Activity:
Would you return every line of the listing below that has "blocks" in it?
[Excerpted data — start]
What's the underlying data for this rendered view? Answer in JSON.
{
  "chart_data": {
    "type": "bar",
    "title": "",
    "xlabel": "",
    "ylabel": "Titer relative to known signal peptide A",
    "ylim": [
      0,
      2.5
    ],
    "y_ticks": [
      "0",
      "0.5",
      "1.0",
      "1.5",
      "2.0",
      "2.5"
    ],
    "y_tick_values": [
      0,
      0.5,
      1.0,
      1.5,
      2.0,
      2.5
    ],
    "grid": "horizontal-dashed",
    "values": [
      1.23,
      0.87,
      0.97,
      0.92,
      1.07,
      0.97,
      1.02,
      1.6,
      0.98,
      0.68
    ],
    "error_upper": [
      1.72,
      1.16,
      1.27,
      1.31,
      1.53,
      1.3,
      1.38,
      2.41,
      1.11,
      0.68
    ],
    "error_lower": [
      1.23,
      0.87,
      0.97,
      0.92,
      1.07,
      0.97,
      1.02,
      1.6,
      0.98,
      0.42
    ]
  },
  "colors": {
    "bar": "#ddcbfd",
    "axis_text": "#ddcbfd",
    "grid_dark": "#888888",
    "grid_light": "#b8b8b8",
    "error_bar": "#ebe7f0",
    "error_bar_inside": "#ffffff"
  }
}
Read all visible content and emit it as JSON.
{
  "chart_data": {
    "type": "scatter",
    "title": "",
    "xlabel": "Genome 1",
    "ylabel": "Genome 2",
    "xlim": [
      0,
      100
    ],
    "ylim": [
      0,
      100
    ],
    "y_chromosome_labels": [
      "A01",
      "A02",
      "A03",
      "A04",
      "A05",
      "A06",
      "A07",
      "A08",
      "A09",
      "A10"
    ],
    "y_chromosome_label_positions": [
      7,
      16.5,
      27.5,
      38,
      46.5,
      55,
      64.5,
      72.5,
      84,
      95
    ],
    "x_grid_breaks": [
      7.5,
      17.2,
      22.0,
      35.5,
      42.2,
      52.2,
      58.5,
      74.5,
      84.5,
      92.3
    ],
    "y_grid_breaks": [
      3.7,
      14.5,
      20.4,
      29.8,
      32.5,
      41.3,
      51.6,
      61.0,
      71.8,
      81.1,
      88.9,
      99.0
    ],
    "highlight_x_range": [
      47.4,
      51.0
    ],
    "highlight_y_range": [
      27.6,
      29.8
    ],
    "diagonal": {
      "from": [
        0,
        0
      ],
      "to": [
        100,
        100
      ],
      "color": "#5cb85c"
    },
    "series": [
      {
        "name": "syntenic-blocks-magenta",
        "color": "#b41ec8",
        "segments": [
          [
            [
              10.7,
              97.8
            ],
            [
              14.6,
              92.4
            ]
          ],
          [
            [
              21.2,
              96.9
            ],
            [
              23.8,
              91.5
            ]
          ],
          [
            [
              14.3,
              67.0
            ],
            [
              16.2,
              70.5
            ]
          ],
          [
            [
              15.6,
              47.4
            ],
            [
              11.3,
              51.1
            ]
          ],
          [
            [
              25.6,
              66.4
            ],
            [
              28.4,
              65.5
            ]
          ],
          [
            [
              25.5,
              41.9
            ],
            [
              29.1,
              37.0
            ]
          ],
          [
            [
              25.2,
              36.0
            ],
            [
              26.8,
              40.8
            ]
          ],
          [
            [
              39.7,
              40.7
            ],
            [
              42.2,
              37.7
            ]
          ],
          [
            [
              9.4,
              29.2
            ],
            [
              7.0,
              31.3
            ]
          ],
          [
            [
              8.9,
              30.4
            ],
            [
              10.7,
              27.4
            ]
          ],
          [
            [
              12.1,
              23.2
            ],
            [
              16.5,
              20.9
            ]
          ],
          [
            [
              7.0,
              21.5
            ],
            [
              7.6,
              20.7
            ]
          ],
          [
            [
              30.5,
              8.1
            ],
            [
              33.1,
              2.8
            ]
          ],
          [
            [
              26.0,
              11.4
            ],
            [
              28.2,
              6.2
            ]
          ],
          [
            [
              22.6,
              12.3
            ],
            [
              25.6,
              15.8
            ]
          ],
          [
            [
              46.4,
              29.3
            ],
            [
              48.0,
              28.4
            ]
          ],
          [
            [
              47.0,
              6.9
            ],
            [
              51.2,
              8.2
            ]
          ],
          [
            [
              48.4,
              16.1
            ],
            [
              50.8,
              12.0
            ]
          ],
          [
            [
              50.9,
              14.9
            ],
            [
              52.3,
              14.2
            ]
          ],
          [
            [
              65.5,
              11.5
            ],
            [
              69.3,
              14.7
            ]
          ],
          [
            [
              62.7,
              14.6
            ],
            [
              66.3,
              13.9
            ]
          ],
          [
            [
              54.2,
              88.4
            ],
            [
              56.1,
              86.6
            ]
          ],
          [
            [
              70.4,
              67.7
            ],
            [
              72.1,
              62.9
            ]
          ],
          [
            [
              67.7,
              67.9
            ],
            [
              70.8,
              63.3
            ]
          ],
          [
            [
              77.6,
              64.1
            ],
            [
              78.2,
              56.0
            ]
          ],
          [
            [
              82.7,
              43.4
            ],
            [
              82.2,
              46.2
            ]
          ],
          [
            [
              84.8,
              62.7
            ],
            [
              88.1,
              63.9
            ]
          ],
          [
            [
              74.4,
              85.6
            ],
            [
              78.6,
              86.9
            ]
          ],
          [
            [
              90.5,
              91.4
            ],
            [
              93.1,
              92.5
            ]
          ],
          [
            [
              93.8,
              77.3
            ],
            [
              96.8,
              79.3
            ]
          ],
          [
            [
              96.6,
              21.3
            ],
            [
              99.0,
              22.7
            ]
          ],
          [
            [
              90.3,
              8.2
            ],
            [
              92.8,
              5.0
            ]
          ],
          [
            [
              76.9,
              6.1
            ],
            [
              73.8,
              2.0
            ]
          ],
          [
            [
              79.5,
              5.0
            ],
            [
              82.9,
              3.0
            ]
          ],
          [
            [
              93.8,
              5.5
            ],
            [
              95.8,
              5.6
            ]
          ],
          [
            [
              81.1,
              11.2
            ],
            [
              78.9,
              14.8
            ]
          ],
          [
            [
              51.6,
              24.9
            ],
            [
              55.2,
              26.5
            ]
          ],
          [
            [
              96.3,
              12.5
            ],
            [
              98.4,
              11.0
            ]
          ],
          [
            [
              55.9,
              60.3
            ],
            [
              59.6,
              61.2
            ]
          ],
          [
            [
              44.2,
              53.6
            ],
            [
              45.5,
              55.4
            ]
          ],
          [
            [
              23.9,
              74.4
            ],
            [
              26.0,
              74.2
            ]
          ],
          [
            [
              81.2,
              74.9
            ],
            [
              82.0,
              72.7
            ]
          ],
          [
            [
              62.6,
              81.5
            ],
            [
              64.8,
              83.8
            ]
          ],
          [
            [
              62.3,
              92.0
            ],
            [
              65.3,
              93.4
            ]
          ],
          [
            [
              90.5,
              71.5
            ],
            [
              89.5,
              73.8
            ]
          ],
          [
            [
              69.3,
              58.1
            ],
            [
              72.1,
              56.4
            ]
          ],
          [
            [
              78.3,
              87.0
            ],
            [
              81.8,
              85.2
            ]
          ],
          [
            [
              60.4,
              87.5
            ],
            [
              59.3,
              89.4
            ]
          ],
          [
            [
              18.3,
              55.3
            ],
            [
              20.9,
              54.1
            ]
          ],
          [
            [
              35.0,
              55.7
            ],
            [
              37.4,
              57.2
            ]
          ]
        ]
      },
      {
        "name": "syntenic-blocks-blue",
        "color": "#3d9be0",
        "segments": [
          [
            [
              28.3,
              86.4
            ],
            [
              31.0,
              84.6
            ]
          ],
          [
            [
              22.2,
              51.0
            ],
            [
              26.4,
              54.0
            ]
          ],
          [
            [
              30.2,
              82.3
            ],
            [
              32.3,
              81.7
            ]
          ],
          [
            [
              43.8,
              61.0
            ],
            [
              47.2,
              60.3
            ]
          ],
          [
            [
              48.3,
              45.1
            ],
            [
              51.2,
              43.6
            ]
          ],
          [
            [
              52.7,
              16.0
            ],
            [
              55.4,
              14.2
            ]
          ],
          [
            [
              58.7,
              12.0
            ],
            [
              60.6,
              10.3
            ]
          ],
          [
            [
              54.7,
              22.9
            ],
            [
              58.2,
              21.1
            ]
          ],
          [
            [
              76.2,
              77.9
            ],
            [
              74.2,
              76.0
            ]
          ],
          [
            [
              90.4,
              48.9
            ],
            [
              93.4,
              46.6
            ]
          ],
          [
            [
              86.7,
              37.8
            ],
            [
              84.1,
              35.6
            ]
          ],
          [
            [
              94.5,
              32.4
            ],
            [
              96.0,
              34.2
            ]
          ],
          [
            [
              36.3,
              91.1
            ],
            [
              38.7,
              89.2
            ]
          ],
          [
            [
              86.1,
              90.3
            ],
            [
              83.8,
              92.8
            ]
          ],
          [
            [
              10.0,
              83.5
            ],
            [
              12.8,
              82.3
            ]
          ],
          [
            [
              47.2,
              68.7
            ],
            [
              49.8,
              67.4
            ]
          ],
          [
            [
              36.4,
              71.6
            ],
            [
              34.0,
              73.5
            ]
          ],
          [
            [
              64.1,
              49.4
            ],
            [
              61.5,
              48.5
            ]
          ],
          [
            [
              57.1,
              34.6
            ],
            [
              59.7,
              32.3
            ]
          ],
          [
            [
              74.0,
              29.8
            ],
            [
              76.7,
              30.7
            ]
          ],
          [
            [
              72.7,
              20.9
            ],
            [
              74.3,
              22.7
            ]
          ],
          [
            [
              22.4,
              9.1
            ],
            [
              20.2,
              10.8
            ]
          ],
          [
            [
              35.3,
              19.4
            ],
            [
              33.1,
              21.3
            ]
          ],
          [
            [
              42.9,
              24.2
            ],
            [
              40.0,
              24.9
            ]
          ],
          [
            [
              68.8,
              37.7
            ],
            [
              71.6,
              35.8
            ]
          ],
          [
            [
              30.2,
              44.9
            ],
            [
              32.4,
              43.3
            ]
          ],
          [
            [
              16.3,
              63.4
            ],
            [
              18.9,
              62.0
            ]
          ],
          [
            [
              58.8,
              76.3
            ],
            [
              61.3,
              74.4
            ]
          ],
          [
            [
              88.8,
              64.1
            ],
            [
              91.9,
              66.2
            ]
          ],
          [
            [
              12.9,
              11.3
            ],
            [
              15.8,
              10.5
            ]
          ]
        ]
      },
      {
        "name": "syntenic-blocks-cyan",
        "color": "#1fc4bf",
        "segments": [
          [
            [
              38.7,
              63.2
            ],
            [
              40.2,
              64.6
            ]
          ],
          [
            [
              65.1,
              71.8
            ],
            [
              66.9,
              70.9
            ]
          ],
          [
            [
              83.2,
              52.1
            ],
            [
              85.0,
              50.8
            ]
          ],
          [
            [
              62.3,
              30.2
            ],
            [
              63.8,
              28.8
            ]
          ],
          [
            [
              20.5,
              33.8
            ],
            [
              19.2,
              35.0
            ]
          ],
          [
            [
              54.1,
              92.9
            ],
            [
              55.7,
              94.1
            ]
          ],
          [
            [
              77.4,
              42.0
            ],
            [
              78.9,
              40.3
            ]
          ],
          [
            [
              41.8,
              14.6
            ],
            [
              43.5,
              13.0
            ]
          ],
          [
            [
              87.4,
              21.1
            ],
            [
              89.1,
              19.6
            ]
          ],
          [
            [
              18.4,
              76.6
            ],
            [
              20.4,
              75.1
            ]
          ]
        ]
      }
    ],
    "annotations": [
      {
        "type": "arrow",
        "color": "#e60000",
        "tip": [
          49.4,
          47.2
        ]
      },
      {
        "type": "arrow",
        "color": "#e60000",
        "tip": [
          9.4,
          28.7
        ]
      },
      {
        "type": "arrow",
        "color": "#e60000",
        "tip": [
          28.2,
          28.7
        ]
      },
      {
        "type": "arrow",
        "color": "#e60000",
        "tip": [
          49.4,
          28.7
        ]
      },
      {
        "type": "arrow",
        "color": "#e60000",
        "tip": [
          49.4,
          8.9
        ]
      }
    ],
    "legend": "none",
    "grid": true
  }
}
[Excerpted data — finish]
Solution to this exercise:
        "name": "syntenic-blocks-magenta",
        "name": "syntenic-blocks-blue",
        "name": "syntenic-blocks-cyan",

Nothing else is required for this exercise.